## Directions for this task
Set down the material once more, exactly as it appears.

## Listed entries
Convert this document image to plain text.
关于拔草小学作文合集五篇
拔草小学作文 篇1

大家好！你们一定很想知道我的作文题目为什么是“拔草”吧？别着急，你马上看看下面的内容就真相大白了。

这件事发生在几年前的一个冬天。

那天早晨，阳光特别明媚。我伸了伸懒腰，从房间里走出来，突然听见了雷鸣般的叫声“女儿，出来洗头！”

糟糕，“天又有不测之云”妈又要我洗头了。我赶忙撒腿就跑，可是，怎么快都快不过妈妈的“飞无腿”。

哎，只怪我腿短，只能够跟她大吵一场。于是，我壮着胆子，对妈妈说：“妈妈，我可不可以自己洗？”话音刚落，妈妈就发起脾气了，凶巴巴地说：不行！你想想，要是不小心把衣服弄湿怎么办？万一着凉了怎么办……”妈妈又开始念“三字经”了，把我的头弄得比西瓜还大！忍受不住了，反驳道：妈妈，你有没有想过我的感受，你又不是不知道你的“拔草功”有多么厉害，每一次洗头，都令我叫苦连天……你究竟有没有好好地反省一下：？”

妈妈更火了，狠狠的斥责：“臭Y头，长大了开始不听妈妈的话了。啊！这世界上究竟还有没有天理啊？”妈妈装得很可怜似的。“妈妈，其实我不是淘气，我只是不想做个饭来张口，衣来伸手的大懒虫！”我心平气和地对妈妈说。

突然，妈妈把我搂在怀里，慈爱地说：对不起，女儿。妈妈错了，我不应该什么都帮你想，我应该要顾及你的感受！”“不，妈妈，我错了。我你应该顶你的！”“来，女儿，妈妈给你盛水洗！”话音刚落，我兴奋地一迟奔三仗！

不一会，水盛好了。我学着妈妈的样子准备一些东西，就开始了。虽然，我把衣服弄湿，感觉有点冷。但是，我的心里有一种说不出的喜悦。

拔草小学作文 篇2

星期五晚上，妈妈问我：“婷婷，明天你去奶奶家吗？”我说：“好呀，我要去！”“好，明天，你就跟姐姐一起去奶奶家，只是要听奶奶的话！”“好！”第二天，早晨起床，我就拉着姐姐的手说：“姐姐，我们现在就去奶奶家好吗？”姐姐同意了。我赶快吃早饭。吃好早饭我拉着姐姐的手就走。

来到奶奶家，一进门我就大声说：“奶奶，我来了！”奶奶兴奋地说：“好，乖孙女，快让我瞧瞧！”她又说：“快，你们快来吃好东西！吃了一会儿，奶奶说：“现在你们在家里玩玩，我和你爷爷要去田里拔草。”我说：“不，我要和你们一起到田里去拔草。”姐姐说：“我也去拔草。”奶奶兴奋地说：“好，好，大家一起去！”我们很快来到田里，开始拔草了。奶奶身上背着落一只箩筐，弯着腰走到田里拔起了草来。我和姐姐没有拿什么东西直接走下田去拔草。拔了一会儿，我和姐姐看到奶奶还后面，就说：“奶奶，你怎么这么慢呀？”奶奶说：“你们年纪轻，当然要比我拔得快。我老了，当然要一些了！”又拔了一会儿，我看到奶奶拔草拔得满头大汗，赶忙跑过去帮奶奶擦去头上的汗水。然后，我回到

## Response for this exercise
Convert this document image to plain text.
关于拔草小学作文合集五篇
拔草小学作文 篇1

大家好！你们一定很想知道我的作文题目为什么是“拔草”吧？别着急，你马上看看下面的内容就真相大白了。

这件事发生在几年前的一个冬天。

那天早晨，阳光特别明媚。我伸了伸懒腰，从房间里走出来，突然听见了雷鸣般的叫声“女儿，出来洗头！”

糟糕，“天又有不测之云”妈又要我洗头了。我赶忙撒腿就跑，可是，怎么快都快不过妈妈的“飞无腿”。

哎，只怪我腿短，只能够跟她大吵一场。于是，我壮着胆子，对妈妈说：“妈妈，我可不可以自己洗？”话音刚落，妈妈就发起脾气了，凶巴巴地说：不行！你想想，要是不小心把衣服弄湿怎么办？万一着凉了怎么办……”妈妈又开始念“三字经”了，把我的头弄得比西瓜还大！忍受不住了，反驳道：妈妈，你有没有想过我的感受，你又不是不知道你的“拔草功”有多么厉害，每一次洗头，都令我叫苦连天……你究竟有没有好好地反省一下：？”

妈妈更火了，狠狠的斥责：“臭Y头，长大了开始不听妈妈的话了。啊！这世界上究竟还有没有天理啊？”妈妈装得很可怜似的。“妈妈，其实我不是淘气，我只是不想做个饭来张口，衣来伸手的大懒虫！”我心平气和地对妈妈说。

突然，妈妈把我搂在怀里，慈爱地说：对不起，女儿。妈妈错了，我不应该什么都帮你想，我应该要顾及你的感受！”“不，妈妈，我错了。我你应该顶你的！”“来，女儿，妈妈给你盛水洗！”话音刚落，我兴奋地一迟奔三仗！

不一会，水盛好了。我学着妈妈的样子准备一些东西，就开始了。虽然，我把衣服弄湿，感觉有点冷。但是，我的心里有一种说不出的喜悦。

拔草小学作文 篇2

星期五晚上，妈妈问我：“婷婷，明天你去奶奶家吗？”我说：“好呀，我要去！”“好，明天，你就跟姐姐一起去奶奶家，只是要听奶奶的话！”“好！”第二天，早晨起床，我就拉着姐姐的手说：“姐姐，我们现在就去奶奶家好吗？”姐姐同意了。我赶快吃早饭。吃好早饭我拉着姐姐的手就走。

来到奶奶家，一进门我就大声说：“奶奶，我来了！”奶奶兴奋地说：“好，乖孙女，快让我瞧瞧！”她又说：“快，你们快来吃好东西！吃了一会儿，奶奶说：“现在你们在家里玩玩，我和你爷爷要去田里拔草。”我说：“不，我要和你们一起到田里去拔草。”姐姐说：“我也去拔草。”奶奶兴奋地说：“好，好，大家一起去！”我们很快来到田里，开始拔草了。奶奶身上背着落一只箩筐，弯着腰走到田里拔起了草来。我和姐姐没有拿什么东西直接走下田去拔草。拔了一会儿，我和姐姐看到奶奶还后面，就说：“奶奶，你怎么这么慢呀？”奶奶说：“你们年纪轻，当然要比我拔得快。我老了，当然要一些了！”又拔了一会儿，我看到奶奶拔草拔得满头大汗，赶忙跑过去帮奶奶擦去头上的汗水。然后，我回到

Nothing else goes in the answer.